##### DATA PROVIDED

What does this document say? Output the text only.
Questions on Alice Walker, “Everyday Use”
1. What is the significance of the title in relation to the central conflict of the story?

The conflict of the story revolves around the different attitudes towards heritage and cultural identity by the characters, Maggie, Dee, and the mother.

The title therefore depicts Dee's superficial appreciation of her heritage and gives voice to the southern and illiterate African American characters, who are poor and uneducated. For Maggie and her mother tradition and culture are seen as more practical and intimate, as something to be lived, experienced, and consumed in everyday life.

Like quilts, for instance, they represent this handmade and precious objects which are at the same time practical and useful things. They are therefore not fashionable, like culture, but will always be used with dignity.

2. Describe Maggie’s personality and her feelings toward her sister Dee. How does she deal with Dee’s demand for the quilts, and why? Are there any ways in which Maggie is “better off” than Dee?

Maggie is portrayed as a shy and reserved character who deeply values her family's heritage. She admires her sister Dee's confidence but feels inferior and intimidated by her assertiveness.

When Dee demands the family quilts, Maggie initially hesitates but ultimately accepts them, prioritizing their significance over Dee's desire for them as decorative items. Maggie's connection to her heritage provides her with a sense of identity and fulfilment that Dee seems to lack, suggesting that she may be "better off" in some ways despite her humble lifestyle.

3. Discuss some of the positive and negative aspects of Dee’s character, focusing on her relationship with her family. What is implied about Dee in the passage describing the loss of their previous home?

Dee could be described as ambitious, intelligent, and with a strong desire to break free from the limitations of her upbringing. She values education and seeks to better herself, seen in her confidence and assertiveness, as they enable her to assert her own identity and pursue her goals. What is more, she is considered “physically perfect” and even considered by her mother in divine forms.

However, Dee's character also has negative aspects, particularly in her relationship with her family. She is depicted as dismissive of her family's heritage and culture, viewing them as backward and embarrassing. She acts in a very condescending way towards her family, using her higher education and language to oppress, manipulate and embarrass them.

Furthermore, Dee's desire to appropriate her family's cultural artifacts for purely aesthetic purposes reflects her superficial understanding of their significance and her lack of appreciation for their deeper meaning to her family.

##########

Take the lines above and print them exactly.

What does this document say? Output the text only.
Questions on Alice Walker, “Everyday Use”
1. What is the significance of the title in relation to the central conflict of the story?

The conflict of the story revolves around the different attitudes towards heritage and cultural identity by the characters, Maggie, Dee, and the mother.

The title therefore depicts Dee's superficial appreciation of her heritage and gives voice to the southern and illiterate African American characters, who are poor and uneducated. For Maggie and her mother tradition and culture are seen as more practical and intimate, as something to be lived, experienced, and consumed in everyday life.

Like quilts, for instance, they represent this handmade and precious objects which are at the same time practical and useful things. They are therefore not fashionable, like culture, but will always be used with dignity.

2. Describe Maggie’s personality and her feelings toward her sister Dee. How does she deal with Dee’s demand for the quilts, and why? Are there any ways in which Maggie is “better off” than Dee?

Maggie is portrayed as a shy and reserved character who deeply values her family's heritage. She admires her sister Dee's confidence but feels inferior and intimidated by her assertiveness.

When Dee demands the family quilts, Maggie initially hesitates but ultimately accepts them, prioritizing their significance over Dee's desire for them as decorative items. Maggie's connection to her heritage provides her with a sense of identity and fulfilment that Dee seems to lack, suggesting that she may be "better off" in some ways despite her humble lifestyle.

3. Discuss some of the positive and negative aspects of Dee’s character, focusing on her relationship with her family. What is implied about Dee in the passage describing the loss of their previous home?

Dee could be described as ambitious, intelligent, and with a strong desire to break free from the limitations of her upbringing. She values education and seeks to better herself, seen in her confidence and assertiveness, as they enable her to assert her own identity and pursue her goals. What is more, she is considered “physically perfect” and even considered by her mother in divine forms.

However, Dee's character also has negative aspects, particularly in her relationship with her family. She is depicted as dismissive of her family's heritage and culture, viewing them as backward and embarrassing. She acts in a very condescending way towards her family, using her higher education and language to oppress, manipulate and embarrass them.

Furthermore, Dee's desire to appropriate her family's cultural artifacts for purely aesthetic purposes reflects her superficial understanding of their significance and her lack of appreciation for their deeper meaning to her family.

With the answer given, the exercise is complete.